## STATED TASK
Lift out each line of the data that holds "document".

═════ INPUT FOR THIS TASK ═════

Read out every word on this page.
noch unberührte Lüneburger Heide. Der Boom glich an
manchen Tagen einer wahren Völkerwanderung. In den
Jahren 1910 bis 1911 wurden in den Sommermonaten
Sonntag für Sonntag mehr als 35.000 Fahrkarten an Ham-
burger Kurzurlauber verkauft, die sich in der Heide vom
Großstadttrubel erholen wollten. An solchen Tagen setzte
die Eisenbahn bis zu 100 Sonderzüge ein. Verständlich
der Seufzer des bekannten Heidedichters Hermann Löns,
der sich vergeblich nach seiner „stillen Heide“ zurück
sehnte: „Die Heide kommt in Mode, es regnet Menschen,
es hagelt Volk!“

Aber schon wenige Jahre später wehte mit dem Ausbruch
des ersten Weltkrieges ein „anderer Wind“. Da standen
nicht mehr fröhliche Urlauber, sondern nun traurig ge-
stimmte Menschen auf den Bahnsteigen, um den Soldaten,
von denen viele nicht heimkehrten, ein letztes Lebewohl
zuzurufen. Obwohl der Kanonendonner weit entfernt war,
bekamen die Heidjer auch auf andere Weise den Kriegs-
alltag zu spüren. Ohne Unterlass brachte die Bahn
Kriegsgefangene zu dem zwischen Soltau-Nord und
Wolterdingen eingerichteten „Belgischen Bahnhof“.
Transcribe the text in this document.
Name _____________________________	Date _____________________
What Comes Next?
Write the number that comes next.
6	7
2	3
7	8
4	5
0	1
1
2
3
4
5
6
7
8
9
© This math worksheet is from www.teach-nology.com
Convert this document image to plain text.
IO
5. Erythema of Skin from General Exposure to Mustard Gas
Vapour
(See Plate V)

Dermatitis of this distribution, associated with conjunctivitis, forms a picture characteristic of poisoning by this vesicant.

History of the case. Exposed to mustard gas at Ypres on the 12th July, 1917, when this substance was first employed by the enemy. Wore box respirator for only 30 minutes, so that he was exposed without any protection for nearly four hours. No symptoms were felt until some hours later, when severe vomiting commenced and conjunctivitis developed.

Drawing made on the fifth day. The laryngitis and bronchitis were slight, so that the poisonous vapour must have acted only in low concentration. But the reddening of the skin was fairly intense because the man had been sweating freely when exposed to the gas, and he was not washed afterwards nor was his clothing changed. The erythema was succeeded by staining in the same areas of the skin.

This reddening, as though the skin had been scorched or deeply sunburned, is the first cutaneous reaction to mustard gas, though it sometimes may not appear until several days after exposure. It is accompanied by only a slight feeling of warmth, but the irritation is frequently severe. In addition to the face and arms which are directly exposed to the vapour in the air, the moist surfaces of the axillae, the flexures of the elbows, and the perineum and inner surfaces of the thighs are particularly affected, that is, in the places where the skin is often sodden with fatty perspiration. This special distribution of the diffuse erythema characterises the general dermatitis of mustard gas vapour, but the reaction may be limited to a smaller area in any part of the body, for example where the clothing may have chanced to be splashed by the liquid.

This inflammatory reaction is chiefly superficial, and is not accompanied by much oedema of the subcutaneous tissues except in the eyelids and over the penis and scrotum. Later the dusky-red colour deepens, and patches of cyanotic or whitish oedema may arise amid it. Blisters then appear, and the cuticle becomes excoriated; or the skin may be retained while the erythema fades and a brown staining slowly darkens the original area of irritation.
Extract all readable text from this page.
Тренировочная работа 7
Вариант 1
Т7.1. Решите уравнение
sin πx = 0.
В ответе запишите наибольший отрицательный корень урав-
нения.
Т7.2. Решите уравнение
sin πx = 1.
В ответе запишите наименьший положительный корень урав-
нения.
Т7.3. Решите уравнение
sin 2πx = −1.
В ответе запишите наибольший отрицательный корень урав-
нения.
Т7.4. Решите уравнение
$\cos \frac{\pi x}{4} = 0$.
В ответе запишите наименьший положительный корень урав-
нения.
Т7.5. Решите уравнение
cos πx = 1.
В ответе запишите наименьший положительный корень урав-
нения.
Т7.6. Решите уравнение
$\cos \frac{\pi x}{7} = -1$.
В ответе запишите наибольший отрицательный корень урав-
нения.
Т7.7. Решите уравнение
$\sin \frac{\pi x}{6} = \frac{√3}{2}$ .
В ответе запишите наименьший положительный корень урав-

═════

## THE COMPLETED TASK
Transcribe the text in this document.
Convert this document image to plain text.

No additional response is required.